◆ **What you have to do**: Copy each line that contains the string "arrow".

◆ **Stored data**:
## Start

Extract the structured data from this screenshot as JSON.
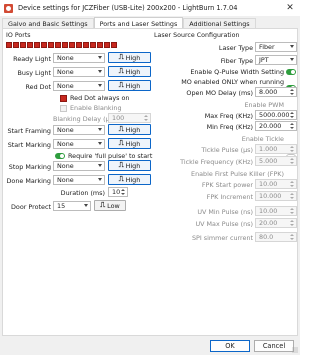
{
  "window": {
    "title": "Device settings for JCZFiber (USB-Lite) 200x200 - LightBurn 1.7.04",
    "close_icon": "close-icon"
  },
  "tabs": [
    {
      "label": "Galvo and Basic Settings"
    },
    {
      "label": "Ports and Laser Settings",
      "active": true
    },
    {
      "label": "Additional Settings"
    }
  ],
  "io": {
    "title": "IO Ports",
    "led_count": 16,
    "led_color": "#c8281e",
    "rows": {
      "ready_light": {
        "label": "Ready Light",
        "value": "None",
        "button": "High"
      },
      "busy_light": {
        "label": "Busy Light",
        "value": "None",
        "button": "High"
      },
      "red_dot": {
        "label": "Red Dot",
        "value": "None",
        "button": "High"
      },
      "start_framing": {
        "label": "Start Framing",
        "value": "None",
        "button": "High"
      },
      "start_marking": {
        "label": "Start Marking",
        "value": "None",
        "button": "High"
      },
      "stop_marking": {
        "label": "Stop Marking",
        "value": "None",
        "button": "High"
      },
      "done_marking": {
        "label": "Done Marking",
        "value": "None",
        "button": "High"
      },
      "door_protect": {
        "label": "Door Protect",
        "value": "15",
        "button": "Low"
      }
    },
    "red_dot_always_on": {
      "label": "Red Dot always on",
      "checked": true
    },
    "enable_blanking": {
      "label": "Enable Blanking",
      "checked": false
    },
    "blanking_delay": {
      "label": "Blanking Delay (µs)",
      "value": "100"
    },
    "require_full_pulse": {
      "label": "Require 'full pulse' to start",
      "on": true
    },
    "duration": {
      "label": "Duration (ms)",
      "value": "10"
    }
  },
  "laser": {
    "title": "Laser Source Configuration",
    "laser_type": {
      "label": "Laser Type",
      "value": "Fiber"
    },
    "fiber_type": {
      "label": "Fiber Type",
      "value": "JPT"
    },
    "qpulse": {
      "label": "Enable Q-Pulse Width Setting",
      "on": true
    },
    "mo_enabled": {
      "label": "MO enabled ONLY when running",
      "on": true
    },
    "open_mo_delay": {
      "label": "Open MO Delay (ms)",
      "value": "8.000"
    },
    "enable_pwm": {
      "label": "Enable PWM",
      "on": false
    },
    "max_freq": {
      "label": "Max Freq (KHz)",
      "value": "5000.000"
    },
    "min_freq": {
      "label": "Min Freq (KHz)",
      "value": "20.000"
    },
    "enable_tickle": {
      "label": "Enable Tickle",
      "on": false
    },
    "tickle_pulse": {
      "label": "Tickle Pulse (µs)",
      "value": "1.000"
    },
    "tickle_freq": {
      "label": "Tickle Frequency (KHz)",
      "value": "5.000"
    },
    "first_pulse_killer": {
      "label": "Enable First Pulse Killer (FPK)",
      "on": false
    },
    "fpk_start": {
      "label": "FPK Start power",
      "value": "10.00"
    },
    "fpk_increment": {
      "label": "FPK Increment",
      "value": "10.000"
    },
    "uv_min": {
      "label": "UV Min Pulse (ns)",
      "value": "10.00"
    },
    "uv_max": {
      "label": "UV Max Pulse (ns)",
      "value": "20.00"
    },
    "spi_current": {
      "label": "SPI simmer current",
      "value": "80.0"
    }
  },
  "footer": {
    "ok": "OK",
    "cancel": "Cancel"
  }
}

## End
## Start

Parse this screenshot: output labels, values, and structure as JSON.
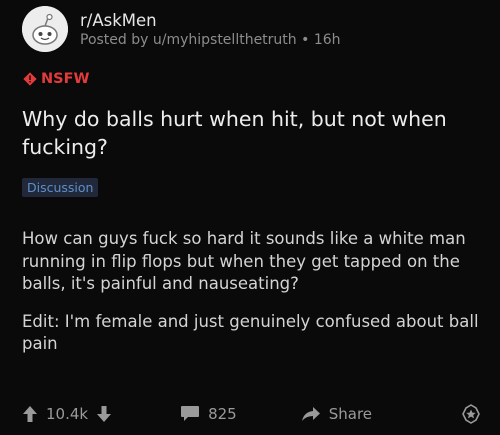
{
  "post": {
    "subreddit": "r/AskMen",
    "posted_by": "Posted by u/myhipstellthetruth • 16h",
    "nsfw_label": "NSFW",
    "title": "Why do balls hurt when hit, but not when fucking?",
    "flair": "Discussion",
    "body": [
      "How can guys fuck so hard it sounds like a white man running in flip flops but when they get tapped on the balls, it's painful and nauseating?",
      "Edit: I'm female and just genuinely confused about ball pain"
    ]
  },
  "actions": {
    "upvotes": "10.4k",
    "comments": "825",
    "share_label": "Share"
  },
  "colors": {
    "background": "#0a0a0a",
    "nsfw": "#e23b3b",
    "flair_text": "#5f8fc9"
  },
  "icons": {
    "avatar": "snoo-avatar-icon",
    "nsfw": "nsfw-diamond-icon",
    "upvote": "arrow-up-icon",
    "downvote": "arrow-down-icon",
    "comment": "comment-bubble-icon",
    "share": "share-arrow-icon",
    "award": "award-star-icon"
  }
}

## End

◆ **Completed task**:
    "upvote": "arrow-up-icon",
    "downvote": "arrow-down-icon",
    "share": "share-arrow-icon",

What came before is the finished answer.